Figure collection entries

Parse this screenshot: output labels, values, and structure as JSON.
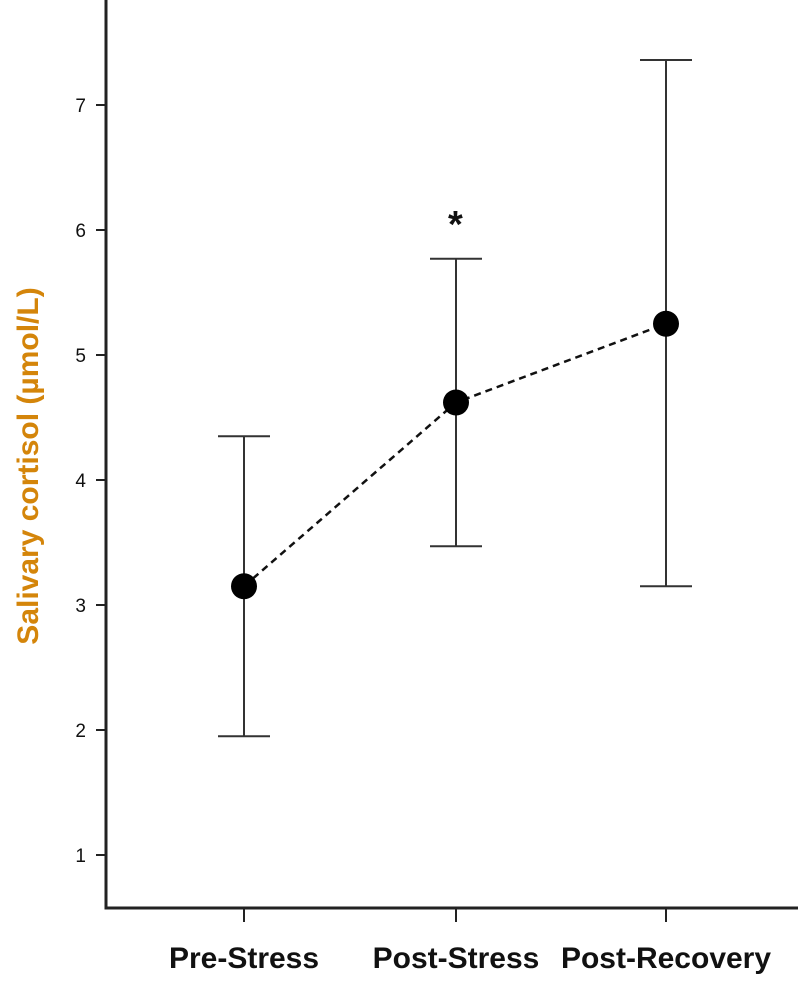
{
  "chart_data": {
    "type": "line",
    "categories": [
      "Pre-Stress",
      "Post-Stress",
      "Post-Recovery"
    ],
    "series": [
      {
        "values": [
          3.15,
          4.62,
          5.25
        ],
        "error_low": [
          1.95,
          3.47,
          3.15
        ],
        "error_high": [
          4.35,
          5.77,
          7.36
        ]
      }
    ],
    "ylabel": "Salivary cortisol (µmol/L)",
    "ylabel_color": "#d4850a",
    "yticks": [
      1,
      2,
      3,
      4,
      5,
      6,
      7
    ],
    "ylim": [
      0.6,
      7.85
    ],
    "line_style": "dashed",
    "marker": "filled-circle",
    "annotations": [
      {
        "category": "Post-Stress",
        "text": "*"
      }
    ],
    "grid": false,
    "legend": "none"
  }
}
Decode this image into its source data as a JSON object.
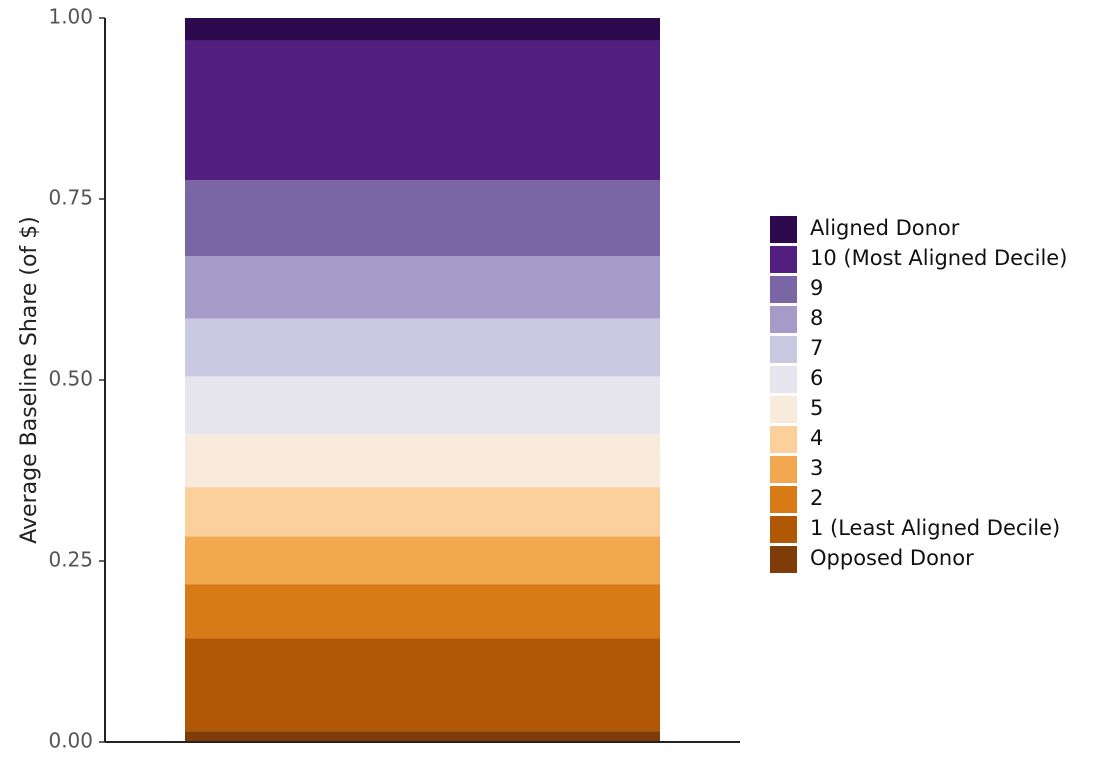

▸ GIVEN REQUEST: Produce an exact copy of each line of data, skipping embedded images.

▸ SOLUTION BELOW:
Parse this screenshot: output labels, values, and structure as JSON.
{
  "chart_data": {
    "type": "line",
    "categories": [
      "Pre-Stress",
      "Post-Stress",
      "Post-Recovery"
    ],
    "series": [
      {
        "values": [
          3.15,
          4.62,
          5.25
        ],
        "error_low": [
          1.95,
          3.47,
          3.15
        ],
        "error_high": [
          4.35,
          5.77,
          7.36
        ]
      }
    ],
    "ylabel": "Salivary cortisol (µmol/L)",
    "ylabel_color": "#d4850a",
    "yticks": [
      1,
      2,
      3,
      4,
      5,
      6,
      7
    ],
    "ylim": [
      0.6,
      7.85
    ],
    "line_style": "dashed",
    "marker": "filled-circle",
    "annotations": [
      {
        "category": "Post-Stress",
        "text": "*"
      }
    ],
    "grid": false,
    "legend": "none"
  }
}
Decode this image into its source data as a JSON object.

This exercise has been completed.